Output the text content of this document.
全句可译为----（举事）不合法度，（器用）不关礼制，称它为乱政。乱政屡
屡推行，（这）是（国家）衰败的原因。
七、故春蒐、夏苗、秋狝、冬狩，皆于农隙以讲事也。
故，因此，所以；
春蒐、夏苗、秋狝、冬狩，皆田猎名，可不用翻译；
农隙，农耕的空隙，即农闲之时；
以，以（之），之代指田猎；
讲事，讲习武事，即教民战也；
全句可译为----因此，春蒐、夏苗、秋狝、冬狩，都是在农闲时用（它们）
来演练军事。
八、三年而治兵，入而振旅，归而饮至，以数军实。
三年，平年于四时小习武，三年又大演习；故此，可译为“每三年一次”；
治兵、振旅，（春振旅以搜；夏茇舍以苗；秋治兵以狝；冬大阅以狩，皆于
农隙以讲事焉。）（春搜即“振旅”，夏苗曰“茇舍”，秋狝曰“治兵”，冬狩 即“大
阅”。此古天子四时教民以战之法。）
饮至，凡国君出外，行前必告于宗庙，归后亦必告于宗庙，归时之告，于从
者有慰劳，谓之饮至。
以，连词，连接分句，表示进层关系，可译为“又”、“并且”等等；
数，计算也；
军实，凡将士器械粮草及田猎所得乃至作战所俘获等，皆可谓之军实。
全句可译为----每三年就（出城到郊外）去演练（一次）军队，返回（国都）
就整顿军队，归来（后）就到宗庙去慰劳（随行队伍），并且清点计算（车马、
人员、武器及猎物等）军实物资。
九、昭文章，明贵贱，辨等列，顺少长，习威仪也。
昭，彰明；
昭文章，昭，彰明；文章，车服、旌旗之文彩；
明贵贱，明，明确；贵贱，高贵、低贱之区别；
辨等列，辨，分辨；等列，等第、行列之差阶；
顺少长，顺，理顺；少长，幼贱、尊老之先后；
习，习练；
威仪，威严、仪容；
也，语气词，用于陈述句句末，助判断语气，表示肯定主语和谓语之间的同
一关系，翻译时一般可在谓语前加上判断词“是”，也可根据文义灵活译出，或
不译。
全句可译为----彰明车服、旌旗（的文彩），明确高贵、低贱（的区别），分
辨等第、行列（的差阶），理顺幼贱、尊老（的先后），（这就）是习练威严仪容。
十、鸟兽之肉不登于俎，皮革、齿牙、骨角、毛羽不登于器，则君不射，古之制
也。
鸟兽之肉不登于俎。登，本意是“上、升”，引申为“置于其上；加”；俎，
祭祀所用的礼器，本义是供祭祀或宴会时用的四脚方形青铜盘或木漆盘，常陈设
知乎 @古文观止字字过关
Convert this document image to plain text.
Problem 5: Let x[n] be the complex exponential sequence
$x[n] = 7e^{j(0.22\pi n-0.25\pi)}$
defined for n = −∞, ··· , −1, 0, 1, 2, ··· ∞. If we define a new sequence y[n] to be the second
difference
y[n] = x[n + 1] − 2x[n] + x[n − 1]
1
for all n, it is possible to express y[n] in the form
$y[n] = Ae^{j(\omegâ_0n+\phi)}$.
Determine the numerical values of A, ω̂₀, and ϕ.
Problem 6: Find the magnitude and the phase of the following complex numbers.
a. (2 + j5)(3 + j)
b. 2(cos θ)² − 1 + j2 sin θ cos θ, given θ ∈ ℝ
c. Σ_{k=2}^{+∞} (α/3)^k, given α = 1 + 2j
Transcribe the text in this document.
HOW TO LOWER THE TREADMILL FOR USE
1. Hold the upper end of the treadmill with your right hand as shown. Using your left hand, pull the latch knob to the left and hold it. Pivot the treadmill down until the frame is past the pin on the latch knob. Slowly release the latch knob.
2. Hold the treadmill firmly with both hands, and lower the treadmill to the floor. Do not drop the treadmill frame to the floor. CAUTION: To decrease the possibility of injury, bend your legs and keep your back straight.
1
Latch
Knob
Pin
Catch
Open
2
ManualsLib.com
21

> [EXERCISE INSTRUCTIONS]: Copy out the lines starting at the one containing "Transcribe the text in this document." and ending with the last line of the entries. Include nothing else.

> [EXPECTED ANSWER]:
Transcribe the text in this document.
HOW TO LOWER THE TREADMILL FOR USE
1. Hold the upper end of the treadmill with your right hand as shown. Using your left hand, pull the latch knob to the left and hold it. Pivot the treadmill down until the frame is past the pin on the latch knob. Slowly release the latch knob.
2. Hold the treadmill firmly with both hands, and lower the treadmill to the floor. Do not drop the treadmill frame to the floor. CAUTION: To decrease the possibility of injury, bend your legs and keep your back straight.
1
Latch
Knob
Pin
Catch
Open
2
ManualsLib.com
21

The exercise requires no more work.